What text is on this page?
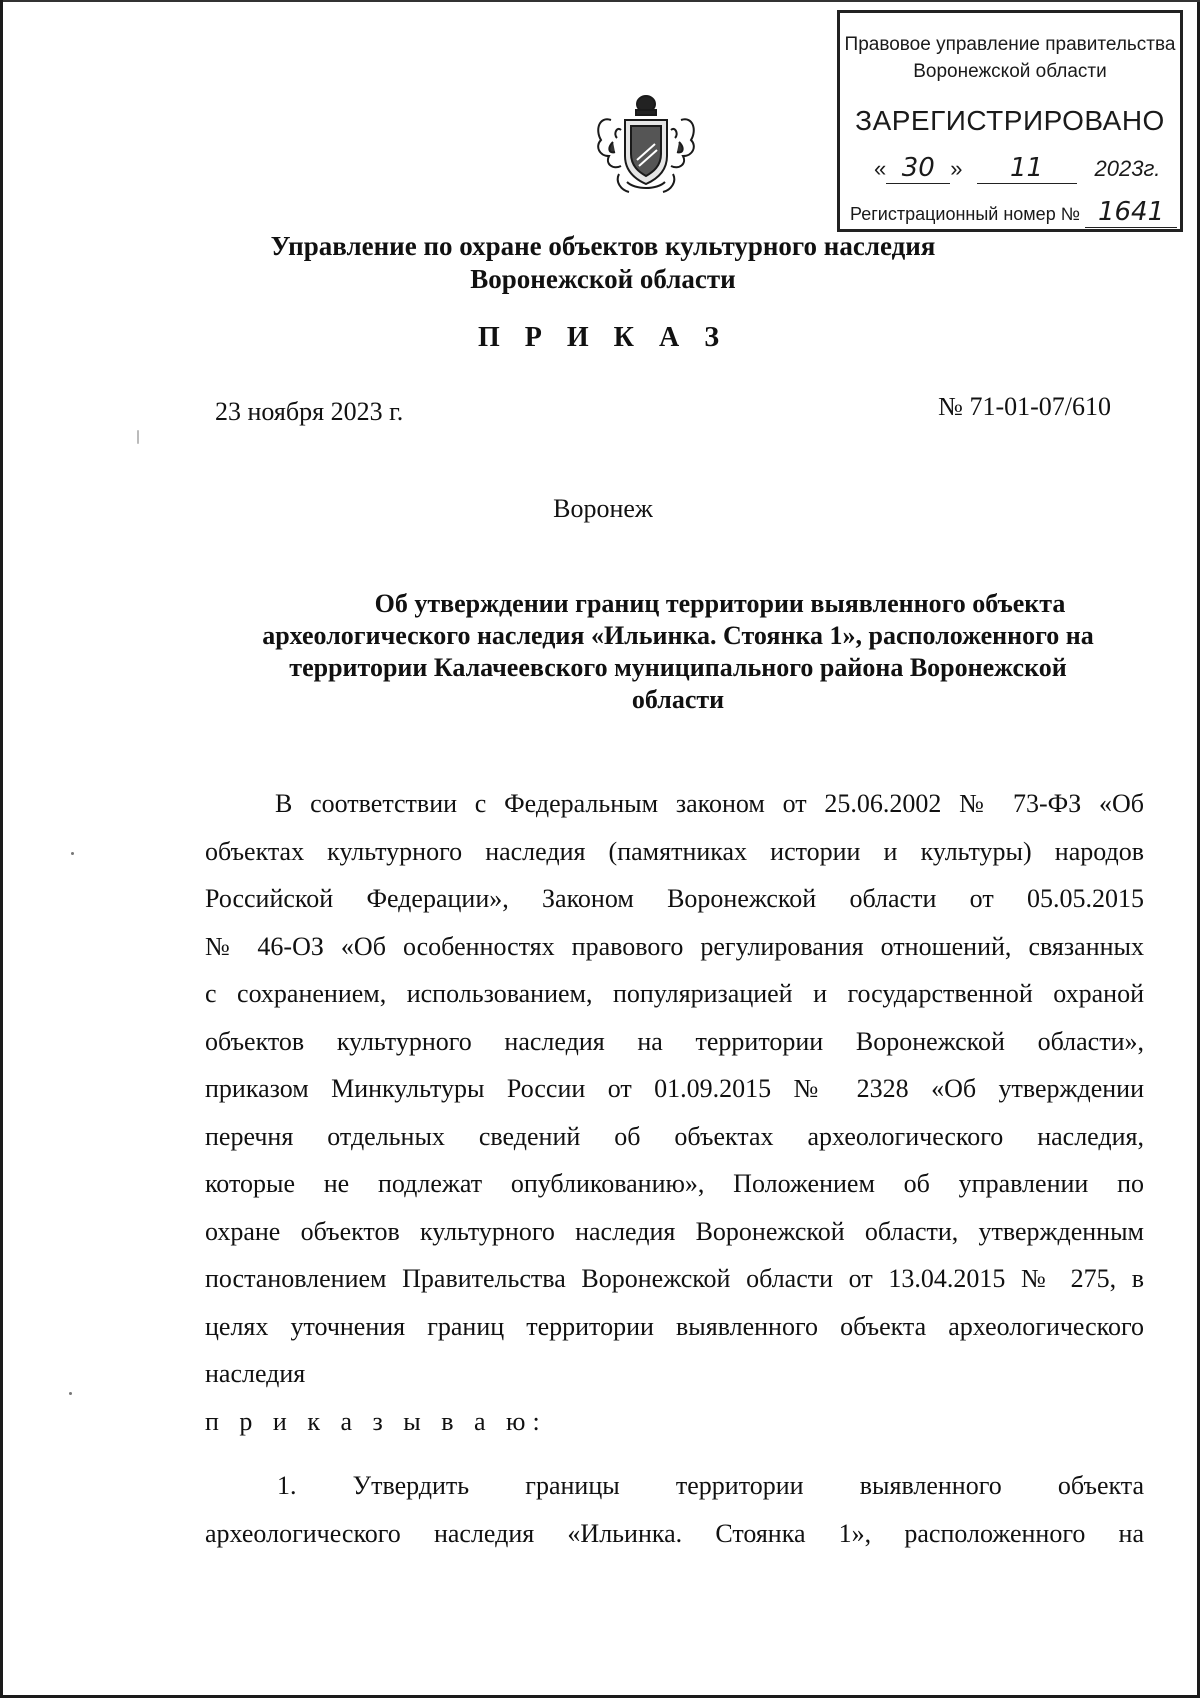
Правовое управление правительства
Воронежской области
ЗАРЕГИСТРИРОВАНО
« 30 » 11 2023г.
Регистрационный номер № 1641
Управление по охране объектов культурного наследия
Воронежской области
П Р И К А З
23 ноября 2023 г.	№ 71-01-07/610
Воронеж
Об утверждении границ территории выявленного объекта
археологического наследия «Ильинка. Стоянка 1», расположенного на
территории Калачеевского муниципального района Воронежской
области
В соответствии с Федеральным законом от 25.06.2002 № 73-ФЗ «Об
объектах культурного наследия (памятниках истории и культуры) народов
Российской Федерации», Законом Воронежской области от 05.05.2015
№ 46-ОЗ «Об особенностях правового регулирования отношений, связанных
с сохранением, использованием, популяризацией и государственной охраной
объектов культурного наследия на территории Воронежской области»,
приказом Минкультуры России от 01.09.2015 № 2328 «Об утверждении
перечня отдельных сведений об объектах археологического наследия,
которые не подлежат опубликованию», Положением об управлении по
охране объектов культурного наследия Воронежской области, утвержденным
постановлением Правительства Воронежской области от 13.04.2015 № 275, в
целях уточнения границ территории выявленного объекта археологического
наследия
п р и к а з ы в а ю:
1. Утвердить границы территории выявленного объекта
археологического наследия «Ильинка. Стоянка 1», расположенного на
= = = =
● WORK INSTRUCTIONS:
Only lines with the string "объектов" belong in your answer; copy each one.

● FULL SOLUTION:
Управление по охране объектов культурного наследия
объектов культурного наследия на территории Воронежской области»,
охране объектов культурного наследия Воронежской области, утвержденным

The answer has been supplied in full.